Data listing:
>>>

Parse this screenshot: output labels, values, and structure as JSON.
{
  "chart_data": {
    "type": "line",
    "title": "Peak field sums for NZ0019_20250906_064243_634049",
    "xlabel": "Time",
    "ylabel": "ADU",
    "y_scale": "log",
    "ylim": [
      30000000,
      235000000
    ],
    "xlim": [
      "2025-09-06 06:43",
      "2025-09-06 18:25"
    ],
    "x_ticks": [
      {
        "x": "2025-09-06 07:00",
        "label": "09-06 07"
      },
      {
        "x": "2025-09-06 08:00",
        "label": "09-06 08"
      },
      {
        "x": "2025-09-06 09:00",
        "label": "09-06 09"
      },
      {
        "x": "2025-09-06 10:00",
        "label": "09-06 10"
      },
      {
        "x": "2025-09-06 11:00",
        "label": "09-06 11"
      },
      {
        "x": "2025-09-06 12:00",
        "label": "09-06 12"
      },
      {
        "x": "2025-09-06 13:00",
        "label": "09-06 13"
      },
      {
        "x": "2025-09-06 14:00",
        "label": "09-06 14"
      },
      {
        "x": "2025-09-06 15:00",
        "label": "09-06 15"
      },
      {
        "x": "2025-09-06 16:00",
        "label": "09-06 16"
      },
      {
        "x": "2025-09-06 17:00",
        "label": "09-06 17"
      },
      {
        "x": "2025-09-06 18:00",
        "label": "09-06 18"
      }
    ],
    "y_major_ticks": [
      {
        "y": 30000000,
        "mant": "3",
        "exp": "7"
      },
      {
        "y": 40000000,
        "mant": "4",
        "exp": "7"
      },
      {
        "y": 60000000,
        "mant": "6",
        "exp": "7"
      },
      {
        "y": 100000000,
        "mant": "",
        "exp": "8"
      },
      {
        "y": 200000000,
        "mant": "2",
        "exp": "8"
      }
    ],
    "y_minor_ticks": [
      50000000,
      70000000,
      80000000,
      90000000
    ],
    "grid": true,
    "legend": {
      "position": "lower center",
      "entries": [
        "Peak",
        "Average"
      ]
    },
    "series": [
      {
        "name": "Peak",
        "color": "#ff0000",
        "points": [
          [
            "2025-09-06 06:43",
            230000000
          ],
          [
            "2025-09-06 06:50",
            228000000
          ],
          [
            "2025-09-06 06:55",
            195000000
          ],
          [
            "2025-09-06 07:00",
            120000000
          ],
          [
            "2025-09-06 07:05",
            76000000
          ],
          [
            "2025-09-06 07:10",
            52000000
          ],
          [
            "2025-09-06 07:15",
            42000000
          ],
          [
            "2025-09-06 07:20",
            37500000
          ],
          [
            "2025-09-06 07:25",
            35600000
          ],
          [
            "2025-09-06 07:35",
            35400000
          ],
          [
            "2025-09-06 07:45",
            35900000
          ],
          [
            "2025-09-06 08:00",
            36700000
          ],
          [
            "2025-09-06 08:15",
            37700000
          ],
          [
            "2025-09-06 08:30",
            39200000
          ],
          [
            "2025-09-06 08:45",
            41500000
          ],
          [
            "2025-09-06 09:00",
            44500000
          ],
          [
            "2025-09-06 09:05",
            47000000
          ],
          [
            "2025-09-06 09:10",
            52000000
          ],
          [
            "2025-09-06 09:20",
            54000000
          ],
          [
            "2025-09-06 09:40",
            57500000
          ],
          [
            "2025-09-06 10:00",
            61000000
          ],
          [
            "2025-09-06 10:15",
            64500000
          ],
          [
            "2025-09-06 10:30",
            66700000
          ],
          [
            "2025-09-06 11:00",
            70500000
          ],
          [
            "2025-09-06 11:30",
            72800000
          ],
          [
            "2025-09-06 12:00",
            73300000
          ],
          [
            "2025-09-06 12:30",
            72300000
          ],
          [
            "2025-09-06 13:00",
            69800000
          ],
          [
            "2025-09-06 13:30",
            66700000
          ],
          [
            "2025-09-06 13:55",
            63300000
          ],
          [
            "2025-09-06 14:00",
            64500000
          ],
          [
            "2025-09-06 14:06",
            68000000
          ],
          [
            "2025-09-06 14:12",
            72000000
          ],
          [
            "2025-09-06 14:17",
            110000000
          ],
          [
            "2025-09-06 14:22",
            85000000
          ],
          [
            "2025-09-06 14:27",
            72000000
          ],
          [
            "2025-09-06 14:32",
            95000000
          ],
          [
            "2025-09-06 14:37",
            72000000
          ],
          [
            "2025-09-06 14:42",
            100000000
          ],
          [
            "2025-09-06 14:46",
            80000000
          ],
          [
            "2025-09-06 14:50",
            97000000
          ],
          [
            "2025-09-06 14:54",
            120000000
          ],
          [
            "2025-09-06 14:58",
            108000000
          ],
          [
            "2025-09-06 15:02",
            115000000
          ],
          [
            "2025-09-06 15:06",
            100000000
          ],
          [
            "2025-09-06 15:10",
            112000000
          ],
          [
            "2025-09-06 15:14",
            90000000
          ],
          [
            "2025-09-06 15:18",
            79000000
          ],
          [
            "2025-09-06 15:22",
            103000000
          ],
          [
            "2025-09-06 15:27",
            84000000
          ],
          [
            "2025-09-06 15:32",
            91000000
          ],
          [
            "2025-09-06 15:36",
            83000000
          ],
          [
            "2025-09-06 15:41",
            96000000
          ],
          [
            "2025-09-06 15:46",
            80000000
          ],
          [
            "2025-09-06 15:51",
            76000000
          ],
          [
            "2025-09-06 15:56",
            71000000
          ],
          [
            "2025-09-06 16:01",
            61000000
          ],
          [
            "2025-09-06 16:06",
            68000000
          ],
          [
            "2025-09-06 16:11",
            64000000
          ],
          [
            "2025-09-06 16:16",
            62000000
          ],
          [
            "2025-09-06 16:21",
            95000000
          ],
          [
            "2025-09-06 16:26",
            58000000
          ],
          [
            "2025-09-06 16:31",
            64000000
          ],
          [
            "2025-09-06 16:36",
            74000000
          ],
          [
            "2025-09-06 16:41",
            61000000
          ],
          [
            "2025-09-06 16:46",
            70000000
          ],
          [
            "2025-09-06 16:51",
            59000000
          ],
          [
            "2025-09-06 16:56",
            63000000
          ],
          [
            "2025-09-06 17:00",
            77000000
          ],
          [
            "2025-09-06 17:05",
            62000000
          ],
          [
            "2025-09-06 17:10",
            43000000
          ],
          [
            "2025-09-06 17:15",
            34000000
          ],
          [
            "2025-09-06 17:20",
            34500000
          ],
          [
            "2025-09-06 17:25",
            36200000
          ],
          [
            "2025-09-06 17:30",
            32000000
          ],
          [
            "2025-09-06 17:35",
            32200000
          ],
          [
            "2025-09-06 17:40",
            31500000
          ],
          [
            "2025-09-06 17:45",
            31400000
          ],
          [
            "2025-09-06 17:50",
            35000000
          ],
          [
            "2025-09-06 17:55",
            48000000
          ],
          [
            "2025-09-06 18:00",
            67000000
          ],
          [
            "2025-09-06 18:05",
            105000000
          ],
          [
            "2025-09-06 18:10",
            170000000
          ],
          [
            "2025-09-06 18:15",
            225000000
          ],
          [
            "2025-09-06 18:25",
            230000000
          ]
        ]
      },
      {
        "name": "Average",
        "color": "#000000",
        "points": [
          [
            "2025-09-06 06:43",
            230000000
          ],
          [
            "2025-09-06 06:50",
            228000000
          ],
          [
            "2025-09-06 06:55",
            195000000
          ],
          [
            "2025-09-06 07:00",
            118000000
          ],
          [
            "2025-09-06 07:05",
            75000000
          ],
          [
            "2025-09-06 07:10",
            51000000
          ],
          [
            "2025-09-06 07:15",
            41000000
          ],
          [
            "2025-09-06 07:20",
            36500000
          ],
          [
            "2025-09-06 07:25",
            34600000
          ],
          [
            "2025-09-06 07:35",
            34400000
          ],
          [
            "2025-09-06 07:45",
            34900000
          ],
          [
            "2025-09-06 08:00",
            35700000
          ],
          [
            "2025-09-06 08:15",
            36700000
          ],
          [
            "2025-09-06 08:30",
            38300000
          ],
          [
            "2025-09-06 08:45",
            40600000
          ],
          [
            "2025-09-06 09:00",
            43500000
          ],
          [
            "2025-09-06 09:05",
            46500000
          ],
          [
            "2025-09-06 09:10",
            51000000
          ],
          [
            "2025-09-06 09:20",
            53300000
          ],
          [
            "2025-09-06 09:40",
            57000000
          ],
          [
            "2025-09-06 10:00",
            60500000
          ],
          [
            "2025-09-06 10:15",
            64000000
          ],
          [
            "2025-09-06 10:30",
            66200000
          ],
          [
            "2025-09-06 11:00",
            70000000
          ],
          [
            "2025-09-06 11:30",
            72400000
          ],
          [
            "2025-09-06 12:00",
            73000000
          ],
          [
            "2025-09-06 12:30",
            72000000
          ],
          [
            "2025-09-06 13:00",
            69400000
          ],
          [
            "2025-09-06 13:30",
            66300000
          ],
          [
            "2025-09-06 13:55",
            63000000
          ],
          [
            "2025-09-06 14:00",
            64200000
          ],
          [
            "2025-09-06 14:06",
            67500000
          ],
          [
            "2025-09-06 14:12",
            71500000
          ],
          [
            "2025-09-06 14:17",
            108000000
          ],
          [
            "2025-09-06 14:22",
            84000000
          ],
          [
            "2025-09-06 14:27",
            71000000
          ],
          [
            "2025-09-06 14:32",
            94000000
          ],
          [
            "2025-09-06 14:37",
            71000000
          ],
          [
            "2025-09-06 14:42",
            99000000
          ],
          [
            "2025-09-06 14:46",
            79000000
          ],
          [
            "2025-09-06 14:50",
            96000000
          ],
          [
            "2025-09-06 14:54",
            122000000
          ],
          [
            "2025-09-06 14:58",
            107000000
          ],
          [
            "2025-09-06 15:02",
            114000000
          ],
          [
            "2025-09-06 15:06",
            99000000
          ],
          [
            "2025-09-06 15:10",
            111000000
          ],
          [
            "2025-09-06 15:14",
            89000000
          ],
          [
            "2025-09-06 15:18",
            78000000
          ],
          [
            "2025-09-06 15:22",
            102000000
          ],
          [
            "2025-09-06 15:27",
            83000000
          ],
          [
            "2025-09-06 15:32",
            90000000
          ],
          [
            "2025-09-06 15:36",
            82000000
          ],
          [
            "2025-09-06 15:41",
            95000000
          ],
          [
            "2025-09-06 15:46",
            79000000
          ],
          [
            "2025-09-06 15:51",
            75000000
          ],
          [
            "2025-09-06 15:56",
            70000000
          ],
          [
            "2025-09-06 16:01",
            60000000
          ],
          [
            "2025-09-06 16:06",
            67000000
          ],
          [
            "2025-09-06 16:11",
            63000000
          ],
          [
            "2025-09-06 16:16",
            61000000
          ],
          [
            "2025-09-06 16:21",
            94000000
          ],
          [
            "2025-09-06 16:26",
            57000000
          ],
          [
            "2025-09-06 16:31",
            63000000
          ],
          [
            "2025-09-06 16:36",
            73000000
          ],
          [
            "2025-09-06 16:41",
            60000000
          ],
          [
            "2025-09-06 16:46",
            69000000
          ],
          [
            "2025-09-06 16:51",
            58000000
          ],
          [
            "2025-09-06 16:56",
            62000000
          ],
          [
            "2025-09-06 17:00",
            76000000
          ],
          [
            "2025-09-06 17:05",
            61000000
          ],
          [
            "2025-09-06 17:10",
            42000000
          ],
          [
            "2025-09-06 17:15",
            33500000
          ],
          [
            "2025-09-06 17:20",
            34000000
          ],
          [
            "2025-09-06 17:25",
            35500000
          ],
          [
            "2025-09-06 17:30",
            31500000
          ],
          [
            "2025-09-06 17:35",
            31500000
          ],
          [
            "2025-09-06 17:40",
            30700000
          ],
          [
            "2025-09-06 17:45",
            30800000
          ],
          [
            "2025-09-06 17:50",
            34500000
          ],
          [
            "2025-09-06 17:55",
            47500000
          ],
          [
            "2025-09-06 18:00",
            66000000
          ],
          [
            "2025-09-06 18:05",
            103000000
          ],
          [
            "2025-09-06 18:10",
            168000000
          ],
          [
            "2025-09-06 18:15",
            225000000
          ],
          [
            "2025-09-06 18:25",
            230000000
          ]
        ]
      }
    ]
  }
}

<<<

Return, from the data, each line that has the word "Peak" in it.

    "title": "Peak field sums for NZ0019_20250906_064243_634049",
        "Peak",
        "name": "Peak",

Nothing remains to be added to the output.